*To do*
Copy out all of the material, matching it word for word.

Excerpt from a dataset
+ + + + +
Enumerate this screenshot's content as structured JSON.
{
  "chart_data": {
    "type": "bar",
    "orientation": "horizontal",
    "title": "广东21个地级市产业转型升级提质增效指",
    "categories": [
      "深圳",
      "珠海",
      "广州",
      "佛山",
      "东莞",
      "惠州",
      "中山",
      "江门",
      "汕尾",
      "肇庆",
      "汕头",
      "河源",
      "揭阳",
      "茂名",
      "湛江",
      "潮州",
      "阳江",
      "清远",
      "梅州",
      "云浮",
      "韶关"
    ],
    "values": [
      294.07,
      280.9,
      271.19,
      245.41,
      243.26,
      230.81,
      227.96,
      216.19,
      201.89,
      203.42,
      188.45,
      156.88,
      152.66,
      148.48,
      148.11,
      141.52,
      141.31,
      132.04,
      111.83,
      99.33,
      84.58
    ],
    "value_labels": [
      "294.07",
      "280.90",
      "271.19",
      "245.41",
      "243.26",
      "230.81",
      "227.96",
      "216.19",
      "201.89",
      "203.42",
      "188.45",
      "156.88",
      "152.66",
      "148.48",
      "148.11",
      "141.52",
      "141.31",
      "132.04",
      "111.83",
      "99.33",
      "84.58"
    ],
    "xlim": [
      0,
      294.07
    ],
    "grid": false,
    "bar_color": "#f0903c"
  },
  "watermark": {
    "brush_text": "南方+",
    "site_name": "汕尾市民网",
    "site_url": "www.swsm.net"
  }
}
+ + + + +
*Written reply*
Enumerate this screenshot's content as structured JSON.
{
  "chart_data": {
    "type": "bar",
    "orientation": "horizontal",
    "title": "广东21个地级市产业转型升级提质增效指",
    "categories": [
      "深圳",
      "珠海",
      "广州",
      "佛山",
      "东莞",
      "惠州",
      "中山",
      "江门",
      "汕尾",
      "肇庆",
      "汕头",
      "河源",
      "揭阳",
      "茂名",
      "湛江",
      "潮州",
      "阳江",
      "清远",
      "梅州",
      "云浮",
      "韶关"
    ],
    "values": [
      294.07,
      280.9,
      271.19,
      245.41,
      243.26,
      230.81,
      227.96,
      216.19,
      201.89,
      203.42,
      188.45,
      156.88,
      152.66,
      148.48,
      148.11,
      141.52,
      141.31,
      132.04,
      111.83,
      99.33,
      84.58
    ],
    "value_labels": [
      "294.07",
      "280.90",
      "271.19",
      "245.41",
      "243.26",
      "230.81",
      "227.96",
      "216.19",
      "201.89",
      "203.42",
      "188.45",
      "156.88",
      "152.66",
      "148.48",
      "148.11",
      "141.52",
      "141.31",
      "132.04",
      "111.83",
      "99.33",
      "84.58"
    ],
    "xlim": [
      0,
      294.07
    ],
    "grid": false,
    "bar_color": "#f0903c"
  },
  "watermark": {
    "brush_text": "南方+",
    "site_name": "汕尾市民网",
    "site_url": "www.swsm.net"
  }
}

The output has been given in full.